-- EXERCISE TEXT follows --

Almost exactly one year ago, What They Think published an article titled "What AI Means for Your Future Workforce." It opened like this:

While tremendously useful for things like churning out certain types of marketing copy, analyzing customer data, and writing code, Gen AI is also deeply impacting the future workforce by churning out impatient, superficial thinkers. AI enables students to breeze through tasks that once required deep reading, analysis, and revision, all without learning a thing.

Today, all of the lessons of that article are showing up in hiring surveys. The Hirevue Early Careers Hiring Global Benchmark Report, released in 2026, for example, synthesizes data from the Institute of Student Employers (UK), the National Association of Colleges and Employers (US), and the Australian Association of Graduate Employers. The picture it paints is one of employers scrambling to adjust hiring practices because traditional proxies for competence—degrees, transcripts, resumes—no longer tell them anything about what candidates can actually do.

The Cheating Problem

In the UK, 61% of employers report that candidates are using AI during interviews without disclosure. That number isn’t surprising when you consider that 79% of Australian higher education and supplier sectors believe students are using GenAI significantly in their recruitment efforts. The report notes that suspected cheating in assessments has more than doubled, from 7% to 15% of employers who “frequently” encounter it.

The response from employers? Seventy-nine percent of UK employers are now “either redesigning or reviewing their recruitment processes because of AI developments.” A hiring “arms race” of sorts. In Australia, 15% of employers have adjusted their application or selection processes in response to candidate GenAI use, a jump from just 2% the previous year.

But employers aren’t just worried about cheating. They’re worried because they’ve lost faith in the traditional signals that were supposed to tell them who was competent.

-- EXERCISE TEXT concluded --

■ EXERCISE TASKS ■
1/ Answer these questions using the text on AI in hiring.
(a) What share of UK employers report that candidates are using AI during interviews without disclosure?
(b) By how much did suspected cheating in assessments rise, measured as employers who "frequently" encounter it?
(c) What share of Australian employers have adjusted their application or selection processes in response to candidate GenAI use, and what was the figure the previous year?
2/ Translate this sentence from the text on AI in hiring into Spanish: "Today, all of the lessons of that article are showing up in hiring surveys."
3/ Carry on the text on AI in hiring from its last sentence.
You will not need the data for any of this work.

-- DATASET ENTRIES follows --

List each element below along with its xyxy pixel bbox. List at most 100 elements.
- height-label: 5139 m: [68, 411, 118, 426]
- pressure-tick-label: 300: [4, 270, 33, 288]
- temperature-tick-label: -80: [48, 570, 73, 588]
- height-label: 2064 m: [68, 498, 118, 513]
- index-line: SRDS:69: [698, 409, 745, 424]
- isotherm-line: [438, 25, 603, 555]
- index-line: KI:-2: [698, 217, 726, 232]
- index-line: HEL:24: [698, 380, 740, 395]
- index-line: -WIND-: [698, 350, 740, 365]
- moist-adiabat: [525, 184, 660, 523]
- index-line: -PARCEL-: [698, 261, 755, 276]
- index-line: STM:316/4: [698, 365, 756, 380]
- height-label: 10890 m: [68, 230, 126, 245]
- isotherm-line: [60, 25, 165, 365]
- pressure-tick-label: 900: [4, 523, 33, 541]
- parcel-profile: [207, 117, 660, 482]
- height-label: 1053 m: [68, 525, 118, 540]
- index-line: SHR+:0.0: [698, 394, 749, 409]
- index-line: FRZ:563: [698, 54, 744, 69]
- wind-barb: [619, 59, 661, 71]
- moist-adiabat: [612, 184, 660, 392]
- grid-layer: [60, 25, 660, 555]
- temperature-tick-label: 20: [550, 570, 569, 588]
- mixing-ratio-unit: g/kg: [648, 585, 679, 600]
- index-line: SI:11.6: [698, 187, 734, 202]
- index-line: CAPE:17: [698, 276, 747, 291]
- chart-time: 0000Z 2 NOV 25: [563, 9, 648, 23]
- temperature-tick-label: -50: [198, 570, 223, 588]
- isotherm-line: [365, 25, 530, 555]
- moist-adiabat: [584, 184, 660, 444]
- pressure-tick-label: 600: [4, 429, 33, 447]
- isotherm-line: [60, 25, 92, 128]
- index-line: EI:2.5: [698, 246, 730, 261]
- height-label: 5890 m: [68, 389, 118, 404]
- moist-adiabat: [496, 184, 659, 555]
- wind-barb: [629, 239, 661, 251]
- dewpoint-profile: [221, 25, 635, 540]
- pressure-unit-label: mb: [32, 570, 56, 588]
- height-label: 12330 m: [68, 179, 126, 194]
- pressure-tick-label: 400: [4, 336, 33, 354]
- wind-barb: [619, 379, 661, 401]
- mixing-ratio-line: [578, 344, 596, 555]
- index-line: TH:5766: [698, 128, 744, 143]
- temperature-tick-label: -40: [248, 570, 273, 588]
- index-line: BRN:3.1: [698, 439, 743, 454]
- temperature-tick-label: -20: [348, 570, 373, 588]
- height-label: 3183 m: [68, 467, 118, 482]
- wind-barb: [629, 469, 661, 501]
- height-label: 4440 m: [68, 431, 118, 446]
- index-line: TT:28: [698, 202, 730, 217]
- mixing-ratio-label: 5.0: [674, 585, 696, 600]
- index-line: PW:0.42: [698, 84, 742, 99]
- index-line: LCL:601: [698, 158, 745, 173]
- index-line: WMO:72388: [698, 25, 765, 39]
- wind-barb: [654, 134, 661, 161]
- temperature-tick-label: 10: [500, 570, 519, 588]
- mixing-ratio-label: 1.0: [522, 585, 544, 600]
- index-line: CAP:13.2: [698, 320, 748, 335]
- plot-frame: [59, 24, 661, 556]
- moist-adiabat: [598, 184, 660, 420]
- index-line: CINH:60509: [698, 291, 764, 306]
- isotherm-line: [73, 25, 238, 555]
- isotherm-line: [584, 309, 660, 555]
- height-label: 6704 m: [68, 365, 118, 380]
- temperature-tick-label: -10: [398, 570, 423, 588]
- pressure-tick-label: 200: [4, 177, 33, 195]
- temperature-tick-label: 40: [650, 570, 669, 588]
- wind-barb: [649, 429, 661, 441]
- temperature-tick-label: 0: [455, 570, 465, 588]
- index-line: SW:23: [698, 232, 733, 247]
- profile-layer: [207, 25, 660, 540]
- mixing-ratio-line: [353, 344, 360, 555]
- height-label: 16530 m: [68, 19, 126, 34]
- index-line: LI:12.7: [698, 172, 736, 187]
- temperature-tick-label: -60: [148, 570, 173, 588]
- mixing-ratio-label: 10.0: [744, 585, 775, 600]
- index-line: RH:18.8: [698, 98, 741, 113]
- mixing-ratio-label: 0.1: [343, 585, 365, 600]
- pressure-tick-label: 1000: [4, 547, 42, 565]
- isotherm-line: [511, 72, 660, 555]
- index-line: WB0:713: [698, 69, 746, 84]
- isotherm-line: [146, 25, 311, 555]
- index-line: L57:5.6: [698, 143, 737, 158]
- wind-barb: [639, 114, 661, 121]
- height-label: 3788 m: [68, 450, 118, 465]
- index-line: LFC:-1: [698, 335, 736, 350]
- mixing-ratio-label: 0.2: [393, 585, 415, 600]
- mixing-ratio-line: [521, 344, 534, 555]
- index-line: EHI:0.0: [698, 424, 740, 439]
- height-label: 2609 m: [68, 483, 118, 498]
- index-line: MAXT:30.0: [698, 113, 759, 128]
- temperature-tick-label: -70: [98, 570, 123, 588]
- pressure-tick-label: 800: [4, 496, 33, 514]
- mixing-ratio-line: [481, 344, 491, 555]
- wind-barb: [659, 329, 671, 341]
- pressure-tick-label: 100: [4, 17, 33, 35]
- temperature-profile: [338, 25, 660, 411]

-- DATASET ENTRIES concluded --

■ WRITTEN ANSWERS ■
1/
(a) 61%
(b) It more than doubled, from 7% to 15% of employers.
(c) 15%, up from 2% the previous year.

2/ Hoy, todas las lecciones de ese artículo se están reflejando en las encuestas de contratación.

3/
The Death of Credentials

For years, a degree was the answer. In the UK, for example, a 2:1 (upperclass honors degree) from a decent university meant something. Today? UK employers have slashed the requirement for a 2:1 degree from 71% of organizations in 2014 to 47% today. In the US, while 79% of entry-level jobs still technically require a bachelor's degree, employers are de-emphasizing GPA as a screening tool. They’ve realized that when every student has access to ChatGPT, a transcript tells you nothing about what that person can actually think.

The report itself acknowledges this directly. According to Dr. Mike Hudy, Chief Science Officer at Hirevue: “Traditional proxies like résumés summarizing past experiences hold minimal predictive power, as candidates often lack a substantive professional history to review.”

What he’s really saying: We can’t trust anything you’ve told us about yourself because we have no way to verify it was actually you who did the work.

The Skills Gap That AI Created

So what are employers now desperately looking for? Communication, teamwork, and critical thinking. These—deep reading, analysis, complex problem-solving, and the ability to think through something without immediately outsourcing it to a machine—are the very skills that AI is eroding.

Employers have been forced to adopt skills-based hiring because credentials stopped meaning anything. McKinsey research cited in the report found that skills-based hiring is five times more predictive of job performance than hiring for education. That’s not because skills-based hiring suddenly became better. It’s because education became useless as a signal.

Seventy percent of US employers now report using skills-based hiring practices. They're not doing it because they love skills assessments. They're doing it because they have no other choice. A resume could be AI-generated. A transcript could represent work done by ChatGPT. The only thing left to assess is what someone can actually do in real time, under observation.